> **Directions**: Can you quote the records below in full, word for word?

> **Exercise input**:
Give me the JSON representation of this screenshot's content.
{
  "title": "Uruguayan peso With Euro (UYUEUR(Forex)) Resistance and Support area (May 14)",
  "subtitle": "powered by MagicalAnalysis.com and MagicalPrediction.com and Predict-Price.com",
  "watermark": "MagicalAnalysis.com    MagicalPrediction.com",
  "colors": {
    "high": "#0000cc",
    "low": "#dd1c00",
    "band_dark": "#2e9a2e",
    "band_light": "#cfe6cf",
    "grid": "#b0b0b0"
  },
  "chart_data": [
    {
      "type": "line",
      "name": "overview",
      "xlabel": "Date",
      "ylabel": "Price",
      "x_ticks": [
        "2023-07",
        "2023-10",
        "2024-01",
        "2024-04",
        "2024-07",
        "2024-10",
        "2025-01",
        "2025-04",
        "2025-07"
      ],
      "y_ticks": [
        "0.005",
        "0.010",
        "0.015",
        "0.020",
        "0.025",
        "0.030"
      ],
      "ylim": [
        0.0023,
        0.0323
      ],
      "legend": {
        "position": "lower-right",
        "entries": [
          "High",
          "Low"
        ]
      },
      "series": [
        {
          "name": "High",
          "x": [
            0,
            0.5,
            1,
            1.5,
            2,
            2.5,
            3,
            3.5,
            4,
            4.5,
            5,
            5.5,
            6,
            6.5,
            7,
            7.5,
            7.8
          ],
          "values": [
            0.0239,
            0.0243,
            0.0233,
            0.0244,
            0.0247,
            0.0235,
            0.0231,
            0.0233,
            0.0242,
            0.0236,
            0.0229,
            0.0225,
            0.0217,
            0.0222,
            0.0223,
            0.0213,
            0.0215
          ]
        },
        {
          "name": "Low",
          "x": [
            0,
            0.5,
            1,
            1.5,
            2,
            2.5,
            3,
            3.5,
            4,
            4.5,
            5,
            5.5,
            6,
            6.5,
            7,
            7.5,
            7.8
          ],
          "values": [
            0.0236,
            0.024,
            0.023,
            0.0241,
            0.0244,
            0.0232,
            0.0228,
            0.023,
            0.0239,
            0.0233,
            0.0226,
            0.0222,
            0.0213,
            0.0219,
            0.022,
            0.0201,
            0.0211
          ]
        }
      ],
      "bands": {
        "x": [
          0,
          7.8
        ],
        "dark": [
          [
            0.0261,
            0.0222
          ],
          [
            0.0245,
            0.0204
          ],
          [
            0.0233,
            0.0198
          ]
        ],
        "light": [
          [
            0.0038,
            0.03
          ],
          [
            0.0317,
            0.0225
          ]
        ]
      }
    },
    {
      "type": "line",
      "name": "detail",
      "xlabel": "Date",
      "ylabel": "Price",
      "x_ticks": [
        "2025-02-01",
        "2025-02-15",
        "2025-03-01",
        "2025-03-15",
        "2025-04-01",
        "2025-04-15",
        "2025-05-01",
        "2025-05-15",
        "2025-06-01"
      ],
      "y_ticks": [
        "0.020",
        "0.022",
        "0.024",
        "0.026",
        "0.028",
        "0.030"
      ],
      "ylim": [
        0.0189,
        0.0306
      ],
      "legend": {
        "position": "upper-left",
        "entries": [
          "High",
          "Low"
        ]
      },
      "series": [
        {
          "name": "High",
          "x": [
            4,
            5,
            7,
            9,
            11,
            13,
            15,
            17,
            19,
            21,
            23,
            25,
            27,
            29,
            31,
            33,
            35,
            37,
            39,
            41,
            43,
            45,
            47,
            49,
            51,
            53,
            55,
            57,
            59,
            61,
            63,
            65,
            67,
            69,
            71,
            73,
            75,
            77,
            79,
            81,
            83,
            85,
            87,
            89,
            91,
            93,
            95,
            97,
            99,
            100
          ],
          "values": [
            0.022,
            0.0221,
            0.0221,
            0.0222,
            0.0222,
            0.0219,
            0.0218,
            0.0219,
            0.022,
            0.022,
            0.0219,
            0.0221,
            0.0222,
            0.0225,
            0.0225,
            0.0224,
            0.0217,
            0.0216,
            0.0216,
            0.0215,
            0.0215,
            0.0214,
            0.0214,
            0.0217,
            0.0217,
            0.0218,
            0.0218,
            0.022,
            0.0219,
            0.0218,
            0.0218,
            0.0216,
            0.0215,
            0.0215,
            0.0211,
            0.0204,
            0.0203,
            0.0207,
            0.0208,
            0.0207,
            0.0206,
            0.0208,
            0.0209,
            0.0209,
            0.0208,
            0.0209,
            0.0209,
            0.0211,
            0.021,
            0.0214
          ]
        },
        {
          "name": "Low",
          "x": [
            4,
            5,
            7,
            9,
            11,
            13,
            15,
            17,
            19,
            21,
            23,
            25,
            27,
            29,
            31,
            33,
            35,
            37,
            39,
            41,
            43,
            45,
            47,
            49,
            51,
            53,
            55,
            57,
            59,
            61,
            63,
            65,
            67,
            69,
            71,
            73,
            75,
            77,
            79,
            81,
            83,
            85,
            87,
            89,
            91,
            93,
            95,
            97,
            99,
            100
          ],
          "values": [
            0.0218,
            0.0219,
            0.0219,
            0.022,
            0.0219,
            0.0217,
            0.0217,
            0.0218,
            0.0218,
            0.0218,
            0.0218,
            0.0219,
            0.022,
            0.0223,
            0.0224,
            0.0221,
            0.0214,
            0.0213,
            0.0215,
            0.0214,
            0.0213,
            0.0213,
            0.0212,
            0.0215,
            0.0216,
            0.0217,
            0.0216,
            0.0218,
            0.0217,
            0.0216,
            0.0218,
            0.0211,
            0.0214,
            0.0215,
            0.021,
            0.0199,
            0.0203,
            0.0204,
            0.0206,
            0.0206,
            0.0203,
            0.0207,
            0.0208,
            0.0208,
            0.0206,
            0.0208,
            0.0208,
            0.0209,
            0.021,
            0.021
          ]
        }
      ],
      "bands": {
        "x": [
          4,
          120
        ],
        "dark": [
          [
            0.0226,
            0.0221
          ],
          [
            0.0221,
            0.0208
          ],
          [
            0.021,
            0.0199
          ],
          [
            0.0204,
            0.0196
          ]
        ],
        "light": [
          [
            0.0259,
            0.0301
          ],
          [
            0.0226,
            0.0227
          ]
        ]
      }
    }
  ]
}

> **Result of the exercise**:
Give me the JSON representation of this screenshot's content.
{
  "title": "Uruguayan peso With Euro (UYUEUR(Forex)) Resistance and Support area (May 14)",
  "subtitle": "powered by MagicalAnalysis.com and MagicalPrediction.com and Predict-Price.com",
  "watermark": "MagicalAnalysis.com    MagicalPrediction.com",
  "colors": {
    "high": "#0000cc",
    "low": "#dd1c00",
    "band_dark": "#2e9a2e",
    "band_light": "#cfe6cf",
    "grid": "#b0b0b0"
  },
  "chart_data": [
    {
      "type": "line",
      "name": "overview",
      "xlabel": "Date",
      "ylabel": "Price",
      "x_ticks": [
        "2023-07",
        "2023-10",
        "2024-01",
        "2024-04",
        "2024-07",
        "2024-10",
        "2025-01",
        "2025-04",
        "2025-07"
      ],
      "y_ticks": [
        "0.005",
        "0.010",
        "0.015",
        "0.020",
        "0.025",
        "0.030"
      ],
      "ylim": [
        0.0023,
        0.0323
      ],
      "legend": {
        "position": "lower-right",
        "entries": [
          "High",
          "Low"
        ]
      },
      "series": [
        {
          "name": "High",
          "x": [
            0,
            0.5,
            1,
            1.5,
            2,
            2.5,
            3,
            3.5,
            4,
            4.5,
            5,
            5.5,
            6,
            6.5,
            7,
            7.5,
            7.8
          ],
          "values": [
            0.0239,
            0.0243,
            0.0233,
            0.0244,
            0.0247,
            0.0235,
            0.0231,
            0.0233,
            0.0242,
            0.0236,
            0.0229,
            0.0225,
            0.0217,
            0.0222,
            0.0223,
            0.0213,
            0.0215
          ]
        },
        {
          "name": "Low",
          "x": [
            0,
            0.5,
            1,
            1.5,
            2,
            2.5,
            3,
            3.5,
            4,
            4.5,
            5,
            5.5,
            6,
            6.5,
            7,
            7.5,
            7.8
          ],
          "values": [
            0.0236,
            0.024,
            0.023,
            0.0241,
            0.0244,
            0.0232,
            0.0228,
            0.023,
            0.0239,
            0.0233,
            0.0226,
            0.0222,
            0.0213,
            0.0219,
            0.022,
            0.0201,
            0.0211
          ]
        }
      ],
      "bands": {
        "x": [
          0,
          7.8
        ],
        "dark": [
          [
            0.0261,
            0.0222
          ],
          [
            0.0245,
            0.0204
          ],
          [
            0.0233,
            0.0198
          ]
        ],
        "light": [
          [
            0.0038,
            0.03
          ],
          [
            0.0317,
            0.0225
          ]
        ]
      }
    },
    {
      "type": "line",
      "name": "detail",
      "xlabel": "Date",
      "ylabel": "Price",
      "x_ticks": [
        "2025-02-01",
        "2025-02-15",
        "2025-03-01",
        "2025-03-15",
        "2025-04-01",
        "2025-04-15",
        "2025-05-01",
        "2025-05-15",
        "2025-06-01"
      ],
      "y_ticks": [
        "0.020",
        "0.022",
        "0.024",
        "0.026",
        "0.028",
        "0.030"
      ],
      "ylim": [
        0.0189,
        0.0306
      ],
      "legend": {
        "position": "upper-left",
        "entries": [
          "High",
          "Low"
        ]
      },
      "series": [
        {
          "name": "High",
          "x": [
            4,
            5,
            7,
            9,
            11,
            13,
            15,
            17,
            19,
            21,
            23,
            25,
            27,
            29,
            31,
            33,
            35,
            37,
            39,
            41,
            43,
            45,
            47,
            49,
            51,
            53,
            55,
            57,
            59,
            61,
            63,
            65,
            67,
            69,
            71,
            73,
            75,
            77,
            79,
            81,
            83,
            85,
            87,
            89,
            91,
            93,
            95,
            97,
            99,
            100
          ],
          "values": [
            0.022,
            0.0221,
            0.0221,
            0.0222,
            0.0222,
            0.0219,
            0.0218,
            0.0219,
            0.022,
            0.022,
            0.0219,
            0.0221,
            0.0222,
            0.0225,
            0.0225,
            0.0224,
            0.0217,
            0.0216,
            0.0216,
            0.0215,
            0.0215,
            0.0214,
            0.0214,
            0.0217,
            0.0217,
            0.0218,
            0.0218,
            0.022,
            0.0219,
            0.0218,
            0.0218,
            0.0216,
            0.0215,
            0.0215,
            0.0211,
            0.0204,
            0.0203,
            0.0207,
            0.0208,
            0.0207,
            0.0206,
            0.0208,
            0.0209,
            0.0209,
            0.0208,
            0.0209,
            0.0209,
            0.0211,
            0.021,
            0.0214
          ]
        },
        {
          "name": "Low",
          "x": [
            4,
            5,
            7,
            9,
            11,
            13,
            15,
            17,
            19,
            21,
            23,
            25,
            27,
            29,
            31,
            33,
            35,
            37,
            39,
            41,
            43,
            45,
            47,
            49,
            51,
            53,
            55,
            57,
            59,
            61,
            63,
            65,
            67,
            69,
            71,
            73,
            75,
            77,
            79,
            81,
            83,
            85,
            87,
            89,
            91,
            93,
            95,
            97,
            99,
            100
          ],
          "values": [
            0.0218,
            0.0219,
            0.0219,
            0.022,
            0.0219,
            0.0217,
            0.0217,
            0.0218,
            0.0218,
            0.0218,
            0.0218,
            0.0219,
            0.022,
            0.0223,
            0.0224,
            0.0221,
            0.0214,
            0.0213,
            0.0215,
            0.0214,
            0.0213,
            0.0213,
            0.0212,
            0.0215,
            0.0216,
            0.0217,
            0.0216,
            0.0218,
            0.0217,
            0.0216,
            0.0218,
            0.0211,
            0.0214,
            0.0215,
            0.021,
            0.0199,
            0.0203,
            0.0204,
            0.0206,
            0.0206,
            0.0203,
            0.0207,
            0.0208,
            0.0208,
            0.0206,
            0.0208,
            0.0208,
            0.0209,
            0.021,
            0.021
          ]
        }
      ],
      "bands": {
        "x": [
          4,
          120
        ],
        "dark": [
          [
            0.0226,
            0.0221
          ],
          [
            0.0221,
            0.0208
          ],
          [
            0.021,
            0.0199
          ],
          [
            0.0204,
            0.0196
          ]
        ],
        "light": [
          [
            0.0259,
            0.0301
          ],
          [
            0.0226,
            0.0227
          ]
        ]
      }
    }
  ]
}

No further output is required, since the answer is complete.